-- Begin SUPPLIED DATA --

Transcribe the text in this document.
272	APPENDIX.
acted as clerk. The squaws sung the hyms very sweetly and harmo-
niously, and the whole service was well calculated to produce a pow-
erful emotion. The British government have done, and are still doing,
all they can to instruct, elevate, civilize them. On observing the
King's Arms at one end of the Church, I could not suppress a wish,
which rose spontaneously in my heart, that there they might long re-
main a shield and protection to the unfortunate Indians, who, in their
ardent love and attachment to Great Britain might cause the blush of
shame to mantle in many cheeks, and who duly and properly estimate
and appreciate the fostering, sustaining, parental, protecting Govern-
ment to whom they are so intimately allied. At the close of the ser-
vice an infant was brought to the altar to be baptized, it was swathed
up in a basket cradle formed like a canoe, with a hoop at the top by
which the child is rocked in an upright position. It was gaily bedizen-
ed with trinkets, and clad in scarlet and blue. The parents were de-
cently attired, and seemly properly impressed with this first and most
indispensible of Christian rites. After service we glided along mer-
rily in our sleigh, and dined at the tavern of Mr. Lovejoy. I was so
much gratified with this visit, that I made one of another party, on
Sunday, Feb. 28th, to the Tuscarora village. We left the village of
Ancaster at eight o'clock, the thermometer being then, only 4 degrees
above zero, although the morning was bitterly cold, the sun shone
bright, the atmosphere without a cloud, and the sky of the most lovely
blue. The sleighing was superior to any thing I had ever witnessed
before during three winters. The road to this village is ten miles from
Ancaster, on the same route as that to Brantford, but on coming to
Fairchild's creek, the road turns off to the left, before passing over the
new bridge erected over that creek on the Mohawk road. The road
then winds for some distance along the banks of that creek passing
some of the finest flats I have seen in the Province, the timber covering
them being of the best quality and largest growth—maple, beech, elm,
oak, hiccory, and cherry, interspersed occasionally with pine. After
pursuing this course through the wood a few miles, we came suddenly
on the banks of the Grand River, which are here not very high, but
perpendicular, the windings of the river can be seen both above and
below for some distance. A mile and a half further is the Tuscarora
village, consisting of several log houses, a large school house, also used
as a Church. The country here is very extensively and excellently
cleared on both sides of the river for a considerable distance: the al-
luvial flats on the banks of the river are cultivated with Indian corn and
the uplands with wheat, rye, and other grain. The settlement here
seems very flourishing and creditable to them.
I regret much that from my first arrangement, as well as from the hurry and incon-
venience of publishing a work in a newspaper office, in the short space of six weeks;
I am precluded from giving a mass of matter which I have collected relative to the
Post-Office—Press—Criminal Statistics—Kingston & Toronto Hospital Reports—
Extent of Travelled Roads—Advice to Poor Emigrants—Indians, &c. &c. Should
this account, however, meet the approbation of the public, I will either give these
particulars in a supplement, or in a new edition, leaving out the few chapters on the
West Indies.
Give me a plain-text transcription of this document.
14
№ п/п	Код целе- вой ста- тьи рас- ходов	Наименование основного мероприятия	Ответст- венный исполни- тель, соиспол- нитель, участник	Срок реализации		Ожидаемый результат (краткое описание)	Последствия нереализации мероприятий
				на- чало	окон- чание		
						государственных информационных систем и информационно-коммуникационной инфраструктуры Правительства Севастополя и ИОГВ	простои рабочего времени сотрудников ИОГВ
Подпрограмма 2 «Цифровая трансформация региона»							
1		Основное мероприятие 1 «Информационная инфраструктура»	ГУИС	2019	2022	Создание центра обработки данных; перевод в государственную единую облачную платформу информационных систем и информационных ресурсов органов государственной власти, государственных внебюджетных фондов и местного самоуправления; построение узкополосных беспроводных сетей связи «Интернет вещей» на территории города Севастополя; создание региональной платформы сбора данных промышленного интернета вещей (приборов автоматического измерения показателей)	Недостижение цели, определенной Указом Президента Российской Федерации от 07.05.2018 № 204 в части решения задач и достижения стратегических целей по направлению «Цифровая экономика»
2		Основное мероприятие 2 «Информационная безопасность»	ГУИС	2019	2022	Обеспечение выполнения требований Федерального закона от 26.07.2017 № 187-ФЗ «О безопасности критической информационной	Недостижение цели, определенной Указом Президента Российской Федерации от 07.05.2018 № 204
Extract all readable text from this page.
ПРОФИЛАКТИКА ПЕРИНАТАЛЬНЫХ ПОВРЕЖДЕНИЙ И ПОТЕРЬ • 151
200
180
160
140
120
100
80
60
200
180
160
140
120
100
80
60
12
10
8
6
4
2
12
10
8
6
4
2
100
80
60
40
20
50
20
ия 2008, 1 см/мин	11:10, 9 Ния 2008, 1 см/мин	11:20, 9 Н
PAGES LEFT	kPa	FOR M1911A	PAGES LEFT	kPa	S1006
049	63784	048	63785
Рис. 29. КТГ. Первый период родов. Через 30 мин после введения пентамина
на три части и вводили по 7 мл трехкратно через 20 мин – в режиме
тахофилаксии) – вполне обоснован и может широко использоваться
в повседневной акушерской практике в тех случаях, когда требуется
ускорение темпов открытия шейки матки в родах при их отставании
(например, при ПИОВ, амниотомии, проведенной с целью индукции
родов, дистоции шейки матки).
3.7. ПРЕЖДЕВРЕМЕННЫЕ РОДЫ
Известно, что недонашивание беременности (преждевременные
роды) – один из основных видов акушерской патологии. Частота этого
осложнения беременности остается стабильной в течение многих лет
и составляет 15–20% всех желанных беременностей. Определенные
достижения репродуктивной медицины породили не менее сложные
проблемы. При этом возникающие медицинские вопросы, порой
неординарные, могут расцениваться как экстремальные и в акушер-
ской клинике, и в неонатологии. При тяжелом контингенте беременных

-- End SUPPLIED DATA --

## WHAT THE TASK ASKS
Repeat each entry word for word.

## EXERCISE RESPONSE
Transcribe the text in this document.
272	APPENDIX.
acted as clerk. The squaws sung the hyms very sweetly and harmo-
niously, and the whole service was well calculated to produce a pow-
erful emotion. The British government have done, and are still doing,
all they can to instruct, elevate, civilize them. On observing the
King's Arms at one end of the Church, I could not suppress a wish,
which rose spontaneously in my heart, that there they might long re-
main a shield and protection to the unfortunate Indians, who, in their
ardent love and attachment to Great Britain might cause the blush of
shame to mantle in many cheeks, and who duly and properly estimate
and appreciate the fostering, sustaining, parental, protecting Govern-
ment to whom they are so intimately allied. At the close of the ser-
vice an infant was brought to the altar to be baptized, it was swathed
up in a basket cradle formed like a canoe, with a hoop at the top by
which the child is rocked in an upright position. It was gaily bedizen-
ed with trinkets, and clad in scarlet and blue. The parents were de-
cently attired, and seemly properly impressed with this first and most
indispensible of Christian rites. After service we glided along mer-
rily in our sleigh, and dined at the tavern of Mr. Lovejoy. I was so
much gratified with this visit, that I made one of another party, on
Sunday, Feb. 28th, to the Tuscarora village. We left the village of
Ancaster at eight o'clock, the thermometer being then, only 4 degrees
above zero, although the morning was bitterly cold, the sun shone
bright, the atmosphere without a cloud, and the sky of the most lovely
blue. The sleighing was superior to any thing I had ever witnessed
before during three winters. The road to this village is ten miles from
Ancaster, on the same route as that to Brantford, but on coming to
Fairchild's creek, the road turns off to the left, before passing over the
new bridge erected over that creek on the Mohawk road. The road
then winds for some distance along the banks of that creek passing
some of the finest flats I have seen in the Province, the timber covering
them being of the best quality and largest growth—maple, beech, elm,
oak, hiccory, and cherry, interspersed occasionally with pine. After
pursuing this course through the wood a few miles, we came suddenly
on the banks of the Grand River, which are here not very high, but
perpendicular, the windings of the river can be seen both above and
below for some distance. A mile and a half further is the Tuscarora
village, consisting of several log houses, a large school house, also used
as a Church. The country here is very extensively and excellently
cleared on both sides of the river for a considerable distance: the al-
luvial flats on the banks of the river are cultivated with Indian corn and
the uplands with wheat, rye, and other grain. The settlement here
seems very flourishing and creditable to them.
I regret much that from my first arrangement, as well as from the hurry and incon-
venience of publishing a work in a newspaper office, in the short space of six weeks;
I am precluded from giving a mass of matter which I have collected relative to the
Post-Office—Press—Criminal Statistics—Kingston & Toronto Hospital Reports—
Extent of Travelled Roads—Advice to Poor Emigrants—Indians, &c. &c. Should
this account, however, meet the approbation of the public, I will either give these
particulars in a supplement, or in a new edition, leaving out the few chapters on the
West Indies.
Give me a plain-text transcription of this document.
14
№ п/п	Код целе- вой ста- тьи рас- ходов	Наименование основного мероприятия	Ответст- венный исполни- тель, соиспол- нитель, участник	Срок реализации		Ожидаемый результат (краткое описание)	Последствия нереализации мероприятий
				на- чало	окон- чание		
						государственных информационных систем и информационно-коммуникационной инфраструктуры Правительства Севастополя и ИОГВ	простои рабочего времени сотрудников ИОГВ
Подпрограмма 2 «Цифровая трансформация региона»							
1		Основное мероприятие 1 «Информационная инфраструктура»	ГУИС	2019	2022	Создание центра обработки данных; перевод в государственную единую облачную платформу информационных систем и информационных ресурсов органов государственной власти, государственных внебюджетных фондов и местного самоуправления; построение узкополосных беспроводных сетей связи «Интернет вещей» на территории города Севастополя; создание региональной платформы сбора данных промышленного интернета вещей (приборов автоматического измерения показателей)	Недостижение цели, определенной Указом Президента Российской Федерации от 07.05.2018 № 204 в части решения задач и достижения стратегических целей по направлению «Цифровая экономика»
2		Основное мероприятие 2 «Информационная безопасность»	ГУИС	2019	2022	Обеспечение выполнения требований Федерального закона от 26.07.2017 № 187-ФЗ «О безопасности критической информационной	Недостижение цели, определенной Указом Президента Российской Федерации от 07.05.2018 № 204
Extract all readable text from this page.
ПРОФИЛАКТИКА ПЕРИНАТАЛЬНЫХ ПОВРЕЖДЕНИЙ И ПОТЕРЬ • 151
200
180
160
140
120
100
80
60
200
180
160
140
120
100
80
60
12
10
8
6
4
2
12
10
8
6
4
2
100
80
60
40
20
50
20
ия 2008, 1 см/мин	11:10, 9 Ния 2008, 1 см/мин	11:20, 9 Н
PAGES LEFT	kPa	FOR M1911A	PAGES LEFT	kPa	S1006
049	63784	048	63785
Рис. 29. КТГ. Первый период родов. Через 30 мин после введения пентамина
на три части и вводили по 7 мл трехкратно через 20 мин – в режиме
тахофилаксии) – вполне обоснован и может широко использоваться
в повседневной акушерской практике в тех случаях, когда требуется
ускорение темпов открытия шейки матки в родах при их отставании
(например, при ПИОВ, амниотомии, проведенной с целью индукции
родов, дистоции шейки матки).
3.7. ПРЕЖДЕВРЕМЕННЫЕ РОДЫ
Известно, что недонашивание беременности (преждевременные
роды) – один из основных видов акушерской патологии. Частота этого
осложнения беременности остается стабильной в течение многих лет
и составляет 15–20% всех желанных беременностей. Определенные
достижения репродуктивной медицины породили не менее сложные
проблемы. При этом возникающие медицинские вопросы, порой
неординарные, могут расцениваться как экстремальные и в акушер-
ской клинике, и в неонатологии. При тяжелом контингенте беременных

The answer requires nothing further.